--- start of RECORDS FOR THIS TASK ---
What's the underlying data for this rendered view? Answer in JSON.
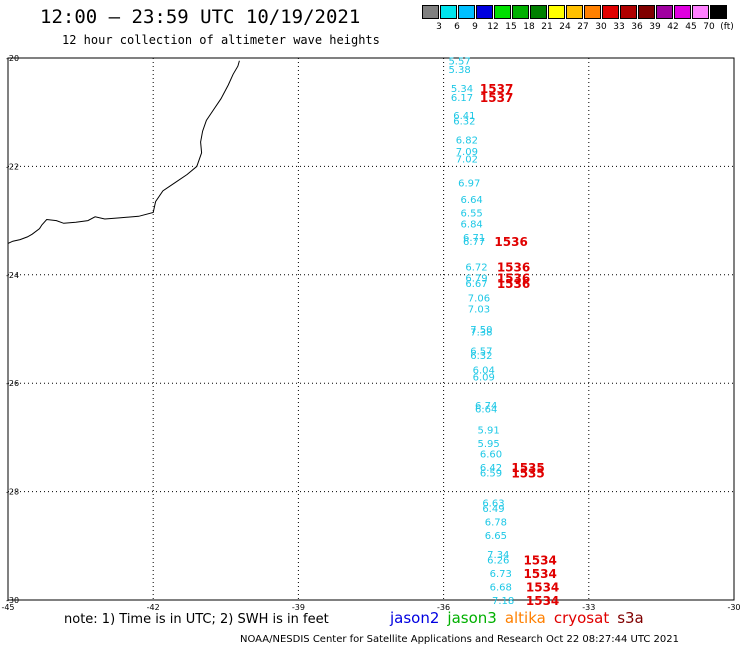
{
  "header": {
    "title": "12:00 — 23:59 UTC 10/19/2021",
    "subtitle": "12 hour collection of altimeter wave heights"
  },
  "scale": {
    "labels": [
      "3",
      "6",
      "9",
      "12",
      "15",
      "18",
      "21",
      "24",
      "27",
      "30",
      "33",
      "36",
      "39",
      "42",
      "45",
      "70",
      "(ft)"
    ],
    "colors": [
      "#808080",
      "#00e5ee",
      "#00c0ff",
      "#0000e0",
      "#00e000",
      "#00b000",
      "#008000",
      "#ffff00",
      "#ffc000",
      "#ff8000",
      "#e00000",
      "#b00000",
      "#800000",
      "#a000a0",
      "#e000e0",
      "#ff80ff",
      "#000000"
    ]
  },
  "axes": {
    "lon_ticks": [
      "-45",
      "-42",
      "-39",
      "-36",
      "-33",
      "-30"
    ],
    "lat_ticks": [
      "-20",
      "-22",
      "-24",
      "-26",
      "-28",
      "-30"
    ],
    "lon_range": [
      -45,
      -30
    ],
    "lat_range": [
      -30,
      -20
    ]
  },
  "wave_heights": [
    {
      "lat": -20.05,
      "lon": -35.9,
      "value": "5.57"
    },
    {
      "lat": -20.2,
      "lon": -35.9,
      "value": "5.38"
    },
    {
      "lat": -20.55,
      "lon": -35.85,
      "value": "5.34"
    },
    {
      "lat": -20.72,
      "lon": -35.85,
      "value": "6.17"
    },
    {
      "lat": -21.05,
      "lon": -35.8,
      "value": "6.41"
    },
    {
      "lat": -21.15,
      "lon": -35.8,
      "value": "6.32"
    },
    {
      "lat": -21.5,
      "lon": -35.75,
      "value": "6.82"
    },
    {
      "lat": -21.72,
      "lon": -35.75,
      "value": "7.09"
    },
    {
      "lat": -21.85,
      "lon": -35.75,
      "value": "7.02"
    },
    {
      "lat": -22.3,
      "lon": -35.7,
      "value": "6.97"
    },
    {
      "lat": -22.6,
      "lon": -35.65,
      "value": "6.64"
    },
    {
      "lat": -22.85,
      "lon": -35.65,
      "value": "6.55"
    },
    {
      "lat": -23.05,
      "lon": -35.65,
      "value": "6.84"
    },
    {
      "lat": -23.3,
      "lon": -35.6,
      "value": "6.71"
    },
    {
      "lat": -23.38,
      "lon": -35.6,
      "value": "6.77"
    },
    {
      "lat": -23.85,
      "lon": -35.55,
      "value": "6.72"
    },
    {
      "lat": -24.05,
      "lon": -35.55,
      "value": "6.79"
    },
    {
      "lat": -24.15,
      "lon": -35.55,
      "value": "6.67"
    },
    {
      "lat": -24.42,
      "lon": -35.5,
      "value": "7.06"
    },
    {
      "lat": -24.62,
      "lon": -35.5,
      "value": "7.03"
    },
    {
      "lat": -25.0,
      "lon": -35.45,
      "value": "7.50"
    },
    {
      "lat": -25.05,
      "lon": -35.45,
      "value": "7.38"
    },
    {
      "lat": -25.4,
      "lon": -35.45,
      "value": "6.57"
    },
    {
      "lat": -25.48,
      "lon": -35.45,
      "value": "6.32"
    },
    {
      "lat": -25.75,
      "lon": -35.4,
      "value": "6.04"
    },
    {
      "lat": -25.88,
      "lon": -35.4,
      "value": "6.09"
    },
    {
      "lat": -26.4,
      "lon": -35.35,
      "value": "6.74"
    },
    {
      "lat": -26.47,
      "lon": -35.35,
      "value": "6.64"
    },
    {
      "lat": -26.85,
      "lon": -35.3,
      "value": "5.91"
    },
    {
      "lat": -27.1,
      "lon": -35.3,
      "value": "5.95"
    },
    {
      "lat": -27.3,
      "lon": -35.25,
      "value": "6.60"
    },
    {
      "lat": -27.55,
      "lon": -35.25,
      "value": "6.42"
    },
    {
      "lat": -27.65,
      "lon": -35.25,
      "value": "6.59"
    },
    {
      "lat": -28.2,
      "lon": -35.2,
      "value": "6.63"
    },
    {
      "lat": -28.3,
      "lon": -35.2,
      "value": "6.49"
    },
    {
      "lat": -28.55,
      "lon": -35.15,
      "value": "6.78"
    },
    {
      "lat": -28.8,
      "lon": -35.15,
      "value": "6.65"
    },
    {
      "lat": -29.15,
      "lon": -35.1,
      "value": "7.34"
    },
    {
      "lat": -29.25,
      "lon": -35.1,
      "value": "6.26"
    },
    {
      "lat": -29.5,
      "lon": -35.05,
      "value": "6.73"
    },
    {
      "lat": -29.75,
      "lon": -35.05,
      "value": "6.68"
    },
    {
      "lat": -30.0,
      "lon": -35.0,
      "value": "7.18"
    }
  ],
  "cycle_labels": [
    {
      "lat": -20.55,
      "lon": -35.25,
      "value": "1537"
    },
    {
      "lat": -20.72,
      "lon": -35.25,
      "value": "1537"
    },
    {
      "lat": -23.38,
      "lon": -34.95,
      "value": "1536"
    },
    {
      "lat": -23.85,
      "lon": -34.9,
      "value": "1536"
    },
    {
      "lat": -24.05,
      "lon": -34.9,
      "value": "1536"
    },
    {
      "lat": -24.15,
      "lon": -34.9,
      "value": "1536"
    },
    {
      "lat": -27.55,
      "lon": -34.6,
      "value": "1535"
    },
    {
      "lat": -27.65,
      "lon": -34.6,
      "value": "1535"
    },
    {
      "lat": -29.25,
      "lon": -34.35,
      "value": "1534"
    },
    {
      "lat": -29.5,
      "lon": -34.35,
      "value": "1534"
    },
    {
      "lat": -29.75,
      "lon": -34.3,
      "value": "1534"
    },
    {
      "lat": -30.0,
      "lon": -34.3,
      "value": "1534"
    }
  ],
  "coastline": [
    [
      -40.22,
      -20.05
    ],
    [
      -40.25,
      -20.15
    ],
    [
      -40.35,
      -20.3
    ],
    [
      -40.45,
      -20.5
    ],
    [
      -40.6,
      -20.75
    ],
    [
      -40.75,
      -20.95
    ],
    [
      -40.9,
      -21.15
    ],
    [
      -40.98,
      -21.35
    ],
    [
      -41.02,
      -21.55
    ],
    [
      -41.0,
      -21.75
    ],
    [
      -41.1,
      -22.0
    ],
    [
      -41.3,
      -22.15
    ],
    [
      -41.55,
      -22.3
    ],
    [
      -41.8,
      -22.45
    ],
    [
      -41.95,
      -22.65
    ],
    [
      -42.0,
      -22.85
    ],
    [
      -42.3,
      -22.92
    ],
    [
      -42.7,
      -22.95
    ],
    [
      -43.0,
      -22.97
    ],
    [
      -43.2,
      -22.93
    ],
    [
      -43.35,
      -23.0
    ],
    [
      -43.6,
      -23.03
    ],
    [
      -43.85,
      -23.05
    ],
    [
      -44.0,
      -23.0
    ],
    [
      -44.2,
      -22.98
    ],
    [
      -44.3,
      -23.08
    ],
    [
      -44.35,
      -23.15
    ],
    [
      -44.5,
      -23.25
    ],
    [
      -44.6,
      -23.3
    ],
    [
      -44.75,
      -23.35
    ],
    [
      -44.9,
      -23.38
    ],
    [
      -45.0,
      -23.42
    ]
  ],
  "footer": {
    "note": "note: 1) Time is in UTC; 2) SWH is in feet",
    "legend": [
      {
        "label": "jason2",
        "color": "#0000e0"
      },
      {
        "label": "jason3",
        "color": "#00b000"
      },
      {
        "label": "altika",
        "color": "#ff8000"
      },
      {
        "label": "cryosat",
        "color": "#e00000"
      },
      {
        "label": "s3a",
        "color": "#800000"
      }
    ],
    "credit": "NOAA/NESDIS Center for Satellite Applications and Research    Oct 22 08:27:44 UTC 2021"
  }
}
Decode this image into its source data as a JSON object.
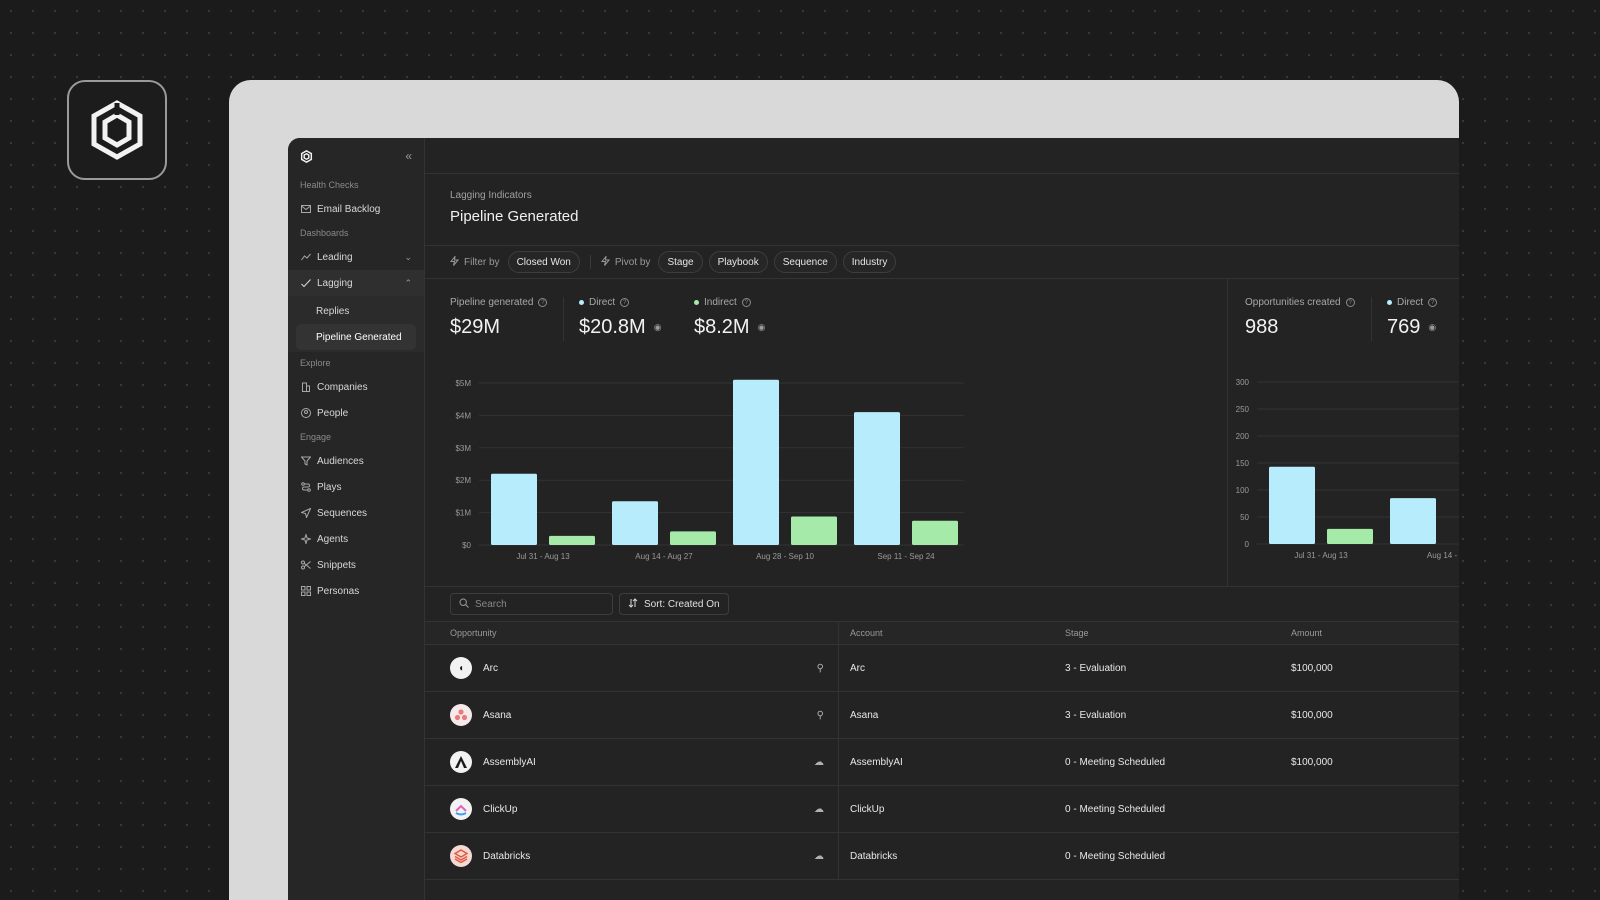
{
  "sidebar": {
    "sections": {
      "health": "Health Checks",
      "dashboards": "Dashboards",
      "explore": "Explore",
      "engage": "Engage"
    },
    "items": {
      "email_backlog": "Email Backlog",
      "leading": "Leading",
      "lagging": "Lagging",
      "replies": "Replies",
      "pipeline_generated": "Pipeline Generated",
      "companies": "Companies",
      "people": "People",
      "audiences": "Audiences",
      "plays": "Plays",
      "sequences": "Sequences",
      "agents": "Agents",
      "snippets": "Snippets",
      "personas": "Personas"
    }
  },
  "header": {
    "breadcrumb": "Lagging Indicators",
    "title": "Pipeline Generated"
  },
  "filters": {
    "filter_label": "Filter by",
    "filter_value": "Closed Won",
    "pivot_label": "Pivot by",
    "pivots": [
      "Stage",
      "Playbook",
      "Sequence",
      "Industry"
    ]
  },
  "kpis": {
    "pipeline_label": "Pipeline generated",
    "pipeline_value": "$29M",
    "direct_label": "Direct",
    "direct_value": "$20.8M",
    "indirect_label": "Indirect",
    "indirect_value": "$8.2M",
    "opps_label": "Opportunities created",
    "opps_value": "988",
    "opps_direct_label": "Direct",
    "opps_direct_value": "769"
  },
  "colors": {
    "direct": "#b6ecfb",
    "indirect": "#a6eaa9"
  },
  "chart_data": [
    {
      "type": "bar",
      "categories": [
        "Jul 31 - Aug 13",
        "Aug 14 - Aug 27",
        "Aug 28 - Sep 10",
        "Sep 11 - Sep 24"
      ],
      "series": [
        {
          "name": "Direct",
          "values": [
            2.2,
            1.35,
            5.1,
            4.1
          ]
        },
        {
          "name": "Indirect",
          "values": [
            0.28,
            0.42,
            0.88,
            0.75
          ]
        }
      ],
      "yticks": [
        "$0",
        "$1M",
        "$2M",
        "$3M",
        "$4M",
        "$5M"
      ],
      "ylim": [
        0,
        5
      ],
      "unit": "$M",
      "grid": true
    },
    {
      "type": "bar",
      "categories": [
        "Jul 31 - Aug 13",
        "Aug 14 -"
      ],
      "series": [
        {
          "name": "Direct",
          "values": [
            143,
            85
          ]
        },
        {
          "name": "Indirect",
          "values": [
            28,
            null
          ]
        }
      ],
      "yticks": [
        "0",
        "50",
        "100",
        "150",
        "200",
        "250",
        "300"
      ],
      "ylim": [
        0,
        300
      ],
      "grid": true
    }
  ],
  "table": {
    "search_placeholder": "Search",
    "sort_label": "Sort: Created On",
    "columns": {
      "opportunity": "Opportunity",
      "account": "Account",
      "stage": "Stage",
      "amount": "Amount"
    },
    "rows": [
      {
        "name": "Arc",
        "account": "Arc",
        "stage": "3 - Evaluation",
        "amount": "$100,000",
        "source_icon": "hubspot-icon"
      },
      {
        "name": "Asana",
        "account": "Asana",
        "stage": "3 - Evaluation",
        "amount": "$100,000",
        "source_icon": "hubspot-icon"
      },
      {
        "name": "AssemblyAI",
        "account": "AssemblyAI",
        "stage": "0 - Meeting Scheduled",
        "amount": "$100,000",
        "source_icon": "salesforce-icon"
      },
      {
        "name": "ClickUp",
        "account": "ClickUp",
        "stage": "0 - Meeting Scheduled",
        "amount": "",
        "source_icon": "salesforce-icon"
      },
      {
        "name": "Databricks",
        "account": "Databricks",
        "stage": "0 - Meeting Scheduled",
        "amount": "",
        "source_icon": "salesforce-icon"
      }
    ]
  }
}
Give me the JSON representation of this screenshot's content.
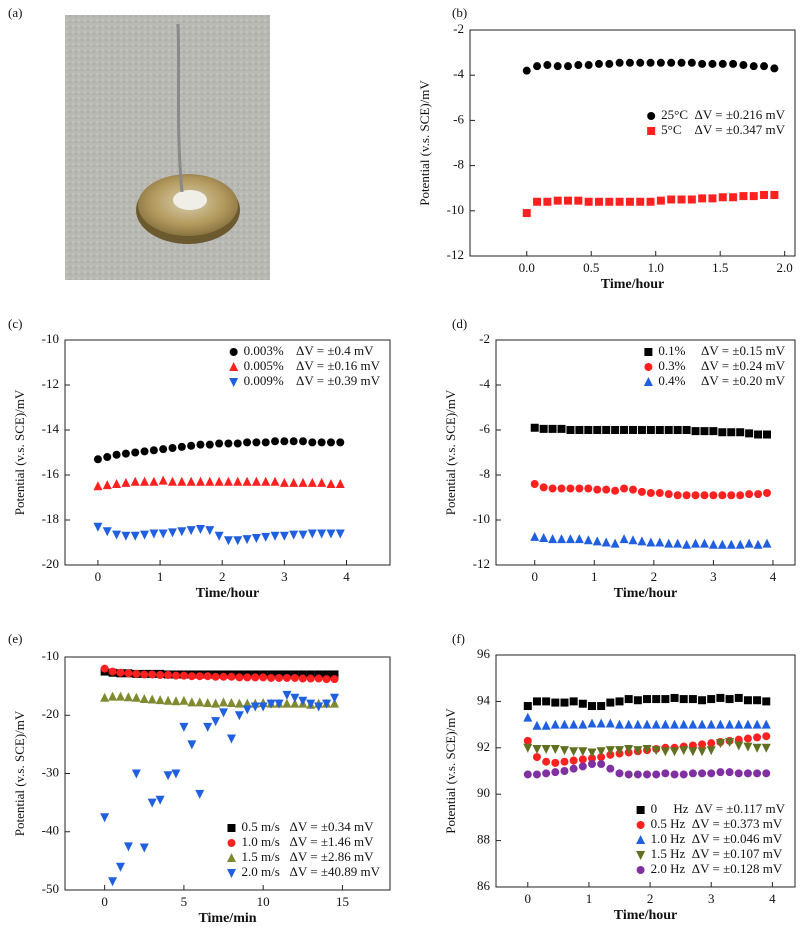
--- end of RECORDS FOR THIS TASK ---
* [AIM] Copy every line that includes the string "Databricks" from the material above.

* [REPLY TO THE TASK]
        "name": "Databricks",
        "account": "Databricks",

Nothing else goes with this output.